- [Data lines]:
=======
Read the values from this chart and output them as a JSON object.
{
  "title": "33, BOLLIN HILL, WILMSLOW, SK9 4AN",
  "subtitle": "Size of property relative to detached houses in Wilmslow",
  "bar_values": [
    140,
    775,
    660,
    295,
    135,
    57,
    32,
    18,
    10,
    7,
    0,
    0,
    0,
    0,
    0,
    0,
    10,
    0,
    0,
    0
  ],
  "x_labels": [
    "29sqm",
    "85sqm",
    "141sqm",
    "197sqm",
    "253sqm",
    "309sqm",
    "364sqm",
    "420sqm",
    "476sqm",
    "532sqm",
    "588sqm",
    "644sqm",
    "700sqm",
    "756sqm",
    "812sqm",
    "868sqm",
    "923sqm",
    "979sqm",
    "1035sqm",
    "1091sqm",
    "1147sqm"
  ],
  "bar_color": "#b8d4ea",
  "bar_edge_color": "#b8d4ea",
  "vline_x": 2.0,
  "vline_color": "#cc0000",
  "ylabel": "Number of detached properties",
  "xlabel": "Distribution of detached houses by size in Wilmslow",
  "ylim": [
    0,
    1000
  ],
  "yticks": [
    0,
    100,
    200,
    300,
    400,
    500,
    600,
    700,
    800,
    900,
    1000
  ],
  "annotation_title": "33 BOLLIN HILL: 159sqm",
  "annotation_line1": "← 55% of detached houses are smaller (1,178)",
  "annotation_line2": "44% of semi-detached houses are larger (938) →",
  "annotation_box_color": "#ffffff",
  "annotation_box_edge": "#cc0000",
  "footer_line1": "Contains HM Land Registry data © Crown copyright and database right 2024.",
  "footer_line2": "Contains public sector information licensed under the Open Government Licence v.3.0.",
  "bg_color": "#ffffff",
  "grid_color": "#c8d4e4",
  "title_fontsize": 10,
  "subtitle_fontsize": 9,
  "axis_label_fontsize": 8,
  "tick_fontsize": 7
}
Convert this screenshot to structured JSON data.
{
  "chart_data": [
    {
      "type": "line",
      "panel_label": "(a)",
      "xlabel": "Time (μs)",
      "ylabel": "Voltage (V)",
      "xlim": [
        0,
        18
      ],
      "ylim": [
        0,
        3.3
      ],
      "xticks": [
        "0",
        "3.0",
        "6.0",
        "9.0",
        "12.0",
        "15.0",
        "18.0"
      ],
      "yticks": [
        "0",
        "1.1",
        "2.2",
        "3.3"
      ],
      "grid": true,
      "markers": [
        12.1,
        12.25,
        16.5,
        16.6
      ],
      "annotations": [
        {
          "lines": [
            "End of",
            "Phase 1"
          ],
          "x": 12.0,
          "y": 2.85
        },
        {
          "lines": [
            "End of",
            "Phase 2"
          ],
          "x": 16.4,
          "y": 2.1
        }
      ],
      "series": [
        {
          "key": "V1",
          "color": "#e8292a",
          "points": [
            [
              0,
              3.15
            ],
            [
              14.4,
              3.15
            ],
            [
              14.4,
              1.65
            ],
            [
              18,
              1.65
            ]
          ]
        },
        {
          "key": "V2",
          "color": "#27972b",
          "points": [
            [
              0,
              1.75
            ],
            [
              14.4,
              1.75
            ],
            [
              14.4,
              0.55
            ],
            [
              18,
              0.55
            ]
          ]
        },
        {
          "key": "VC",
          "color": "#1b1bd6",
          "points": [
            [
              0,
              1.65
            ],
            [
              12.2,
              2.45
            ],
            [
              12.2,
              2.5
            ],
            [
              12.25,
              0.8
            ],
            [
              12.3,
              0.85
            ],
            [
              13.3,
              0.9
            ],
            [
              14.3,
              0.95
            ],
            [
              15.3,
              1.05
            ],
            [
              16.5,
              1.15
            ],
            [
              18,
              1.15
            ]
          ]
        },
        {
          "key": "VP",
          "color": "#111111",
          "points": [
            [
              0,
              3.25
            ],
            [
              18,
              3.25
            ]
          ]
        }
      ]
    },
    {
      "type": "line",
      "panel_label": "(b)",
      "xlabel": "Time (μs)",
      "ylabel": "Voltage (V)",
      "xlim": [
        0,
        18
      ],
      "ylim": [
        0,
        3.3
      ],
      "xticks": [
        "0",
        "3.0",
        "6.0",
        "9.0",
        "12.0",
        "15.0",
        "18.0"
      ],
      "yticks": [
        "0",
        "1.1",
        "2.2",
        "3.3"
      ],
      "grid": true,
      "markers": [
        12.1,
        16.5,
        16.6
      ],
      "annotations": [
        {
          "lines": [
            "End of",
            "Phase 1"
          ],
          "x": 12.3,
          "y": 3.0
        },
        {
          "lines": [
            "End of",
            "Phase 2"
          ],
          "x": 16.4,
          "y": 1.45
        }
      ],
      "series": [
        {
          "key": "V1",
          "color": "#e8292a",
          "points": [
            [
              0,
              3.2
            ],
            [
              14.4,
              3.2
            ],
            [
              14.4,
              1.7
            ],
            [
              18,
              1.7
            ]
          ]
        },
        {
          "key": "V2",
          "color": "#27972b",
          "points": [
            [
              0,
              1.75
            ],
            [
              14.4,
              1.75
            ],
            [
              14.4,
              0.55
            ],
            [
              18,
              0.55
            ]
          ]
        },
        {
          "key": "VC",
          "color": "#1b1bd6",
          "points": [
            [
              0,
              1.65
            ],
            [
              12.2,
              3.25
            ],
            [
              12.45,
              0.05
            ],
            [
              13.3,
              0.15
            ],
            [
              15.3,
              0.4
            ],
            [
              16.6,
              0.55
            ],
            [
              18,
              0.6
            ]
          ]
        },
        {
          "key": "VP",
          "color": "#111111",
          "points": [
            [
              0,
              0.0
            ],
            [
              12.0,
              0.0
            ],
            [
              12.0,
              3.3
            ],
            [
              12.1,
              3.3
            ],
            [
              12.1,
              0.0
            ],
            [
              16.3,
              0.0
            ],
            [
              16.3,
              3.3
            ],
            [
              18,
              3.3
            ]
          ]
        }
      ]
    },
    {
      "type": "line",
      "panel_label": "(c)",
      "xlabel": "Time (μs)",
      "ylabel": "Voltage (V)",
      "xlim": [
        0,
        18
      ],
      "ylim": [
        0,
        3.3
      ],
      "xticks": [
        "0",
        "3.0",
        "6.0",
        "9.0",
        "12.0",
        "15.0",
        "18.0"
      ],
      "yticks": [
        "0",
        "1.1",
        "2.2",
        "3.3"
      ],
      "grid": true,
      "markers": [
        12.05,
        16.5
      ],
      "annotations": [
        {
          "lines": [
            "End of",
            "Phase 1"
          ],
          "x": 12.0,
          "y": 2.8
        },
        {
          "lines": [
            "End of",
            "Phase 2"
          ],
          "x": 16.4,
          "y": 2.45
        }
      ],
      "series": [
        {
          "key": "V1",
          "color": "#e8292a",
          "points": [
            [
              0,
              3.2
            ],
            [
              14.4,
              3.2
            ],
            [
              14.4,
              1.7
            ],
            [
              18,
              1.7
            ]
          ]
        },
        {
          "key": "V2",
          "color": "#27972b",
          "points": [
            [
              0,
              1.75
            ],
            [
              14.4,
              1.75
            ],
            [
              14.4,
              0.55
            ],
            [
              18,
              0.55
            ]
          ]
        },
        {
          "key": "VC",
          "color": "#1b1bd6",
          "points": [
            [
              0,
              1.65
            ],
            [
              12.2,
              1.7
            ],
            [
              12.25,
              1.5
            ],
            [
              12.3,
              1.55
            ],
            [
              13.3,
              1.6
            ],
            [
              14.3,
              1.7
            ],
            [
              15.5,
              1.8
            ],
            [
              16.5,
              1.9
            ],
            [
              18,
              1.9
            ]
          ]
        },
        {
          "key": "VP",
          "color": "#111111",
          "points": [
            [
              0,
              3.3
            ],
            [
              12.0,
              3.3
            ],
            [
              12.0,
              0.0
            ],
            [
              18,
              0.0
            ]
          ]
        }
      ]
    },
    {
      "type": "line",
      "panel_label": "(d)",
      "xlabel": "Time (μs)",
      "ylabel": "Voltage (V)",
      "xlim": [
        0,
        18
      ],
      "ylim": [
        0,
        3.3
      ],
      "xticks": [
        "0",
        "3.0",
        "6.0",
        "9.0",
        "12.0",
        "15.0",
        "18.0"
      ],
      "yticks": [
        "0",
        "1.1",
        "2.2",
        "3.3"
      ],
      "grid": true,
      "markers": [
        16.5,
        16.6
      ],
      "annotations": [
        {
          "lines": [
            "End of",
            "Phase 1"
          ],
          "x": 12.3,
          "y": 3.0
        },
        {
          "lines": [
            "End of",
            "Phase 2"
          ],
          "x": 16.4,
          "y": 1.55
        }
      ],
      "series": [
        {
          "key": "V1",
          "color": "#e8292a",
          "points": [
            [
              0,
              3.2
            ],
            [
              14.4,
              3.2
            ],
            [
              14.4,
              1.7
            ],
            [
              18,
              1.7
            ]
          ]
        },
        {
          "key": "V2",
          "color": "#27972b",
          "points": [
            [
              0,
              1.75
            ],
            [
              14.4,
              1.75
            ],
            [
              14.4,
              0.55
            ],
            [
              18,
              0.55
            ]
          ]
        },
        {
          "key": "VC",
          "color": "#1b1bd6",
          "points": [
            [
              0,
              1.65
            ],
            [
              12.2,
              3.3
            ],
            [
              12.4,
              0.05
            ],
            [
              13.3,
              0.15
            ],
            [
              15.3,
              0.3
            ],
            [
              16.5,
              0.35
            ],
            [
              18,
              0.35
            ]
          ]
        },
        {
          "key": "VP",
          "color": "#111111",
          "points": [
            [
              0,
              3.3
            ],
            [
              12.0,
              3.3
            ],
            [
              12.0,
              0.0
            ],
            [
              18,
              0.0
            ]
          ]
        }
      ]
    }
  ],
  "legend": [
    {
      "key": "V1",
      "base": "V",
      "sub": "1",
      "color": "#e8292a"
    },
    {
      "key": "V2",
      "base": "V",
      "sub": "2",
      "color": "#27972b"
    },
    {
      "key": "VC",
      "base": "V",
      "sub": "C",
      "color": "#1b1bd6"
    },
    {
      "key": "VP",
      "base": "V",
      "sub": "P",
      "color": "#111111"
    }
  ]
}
=======
- [Objective]: Using the listing above, show every line that includes the string "JSON".

- [Problem solution]:
Read the values from this chart and output them as a JSON object.
Convert this screenshot to structured JSON data.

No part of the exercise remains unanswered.